Repeat each line word for word.

%%

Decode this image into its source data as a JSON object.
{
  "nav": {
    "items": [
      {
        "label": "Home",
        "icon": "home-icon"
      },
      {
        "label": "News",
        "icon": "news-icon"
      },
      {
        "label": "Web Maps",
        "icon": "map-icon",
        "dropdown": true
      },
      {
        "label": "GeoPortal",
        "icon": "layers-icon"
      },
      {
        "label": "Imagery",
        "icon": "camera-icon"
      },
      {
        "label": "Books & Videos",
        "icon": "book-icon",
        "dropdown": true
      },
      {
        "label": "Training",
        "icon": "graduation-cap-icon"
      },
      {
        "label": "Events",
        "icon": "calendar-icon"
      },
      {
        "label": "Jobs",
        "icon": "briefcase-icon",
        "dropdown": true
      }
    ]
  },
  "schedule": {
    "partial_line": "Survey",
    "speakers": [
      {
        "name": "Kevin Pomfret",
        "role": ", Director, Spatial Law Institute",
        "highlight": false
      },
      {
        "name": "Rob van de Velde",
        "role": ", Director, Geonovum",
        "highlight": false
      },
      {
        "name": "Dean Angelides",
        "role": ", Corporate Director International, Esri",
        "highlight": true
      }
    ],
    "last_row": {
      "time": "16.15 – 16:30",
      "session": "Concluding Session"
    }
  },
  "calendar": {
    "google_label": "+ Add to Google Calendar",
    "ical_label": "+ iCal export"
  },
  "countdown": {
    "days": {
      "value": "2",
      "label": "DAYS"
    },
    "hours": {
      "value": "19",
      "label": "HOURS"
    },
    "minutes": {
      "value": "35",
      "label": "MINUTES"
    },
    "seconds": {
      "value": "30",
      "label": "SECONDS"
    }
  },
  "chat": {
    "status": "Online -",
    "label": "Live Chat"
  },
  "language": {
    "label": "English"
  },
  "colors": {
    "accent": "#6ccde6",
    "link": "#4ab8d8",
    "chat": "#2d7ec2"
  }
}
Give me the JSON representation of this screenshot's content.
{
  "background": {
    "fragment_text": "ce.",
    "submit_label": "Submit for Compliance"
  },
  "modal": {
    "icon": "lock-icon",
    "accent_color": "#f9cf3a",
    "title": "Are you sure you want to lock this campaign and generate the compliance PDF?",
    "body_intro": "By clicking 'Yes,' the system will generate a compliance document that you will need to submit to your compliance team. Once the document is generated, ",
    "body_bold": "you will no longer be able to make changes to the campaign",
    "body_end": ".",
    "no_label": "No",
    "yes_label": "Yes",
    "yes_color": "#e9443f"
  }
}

%%

**The solution**
Decode this image into its source data as a JSON object.
{
  "nav": {
    "items": [
      {
        "label": "Home",
        "icon": "home-icon"
      },
      {
        "label": "News",
        "icon": "news-icon"
      },
      {
        "label": "Web Maps",
        "icon": "map-icon",
        "dropdown": true
      },
      {
        "label": "GeoPortal",
        "icon": "layers-icon"
      },
      {
        "label": "Imagery",
        "icon": "camera-icon"
      },
      {
        "label": "Books & Videos",
        "icon": "book-icon",
        "dropdown": true
      },
      {
        "label": "Training",
        "icon": "graduation-cap-icon"
      },
      {
        "label": "Events",
        "icon": "calendar-icon"
      },
      {
        "label": "Jobs",
        "icon": "briefcase-icon",
        "dropdown": true
      }
    ]
  },
  "schedule": {
    "partial_line": "Survey",
    "speakers": [
      {
        "name": "Kevin Pomfret",
        "role": ", Director, Spatial Law Institute",
        "highlight": false
      },
      {
        "name": "Rob van de Velde",
        "role": ", Director, Geonovum",
        "highlight": false
      },
      {
        "name": "Dean Angelides",
        "role": ", Corporate Director International, Esri",
        "highlight": true
      }
    ],
    "last_row": {
      "time": "16.15 – 16:30",
      "session": "Concluding Session"
    }
  },
  "calendar": {
    "google_label": "+ Add to Google Calendar",
    "ical_label": "+ iCal export"
  },
  "countdown": {
    "days": {
      "value": "2",
      "label": "DAYS"
    },
    "hours": {
      "value": "19",
      "label": "HOURS"
    },
    "minutes": {
      "value": "35",
      "label": "MINUTES"
    },
    "seconds": {
      "value": "30",
      "label": "SECONDS"
    }
  },
  "chat": {
    "status": "Online -",
    "label": "Live Chat"
  },
  "language": {
    "label": "English"
  },
  "colors": {
    "accent": "#6ccde6",
    "link": "#4ab8d8",
    "chat": "#2d7ec2"
  }
}
Give me the JSON representation of this screenshot's content.
{
  "background": {
    "fragment_text": "ce.",
    "submit_label": "Submit for Compliance"
  },
  "modal": {
    "icon": "lock-icon",
    "accent_color": "#f9cf3a",
    "title": "Are you sure you want to lock this campaign and generate the compliance PDF?",
    "body_intro": "By clicking 'Yes,' the system will generate a compliance document that you will need to submit to your compliance team. Once the document is generated, ",
    "body_bold": "you will no longer be able to make changes to the campaign",
    "body_end": ".",
    "no_label": "No",
    "yes_label": "Yes",
    "yes_color": "#e9443f"
  }
}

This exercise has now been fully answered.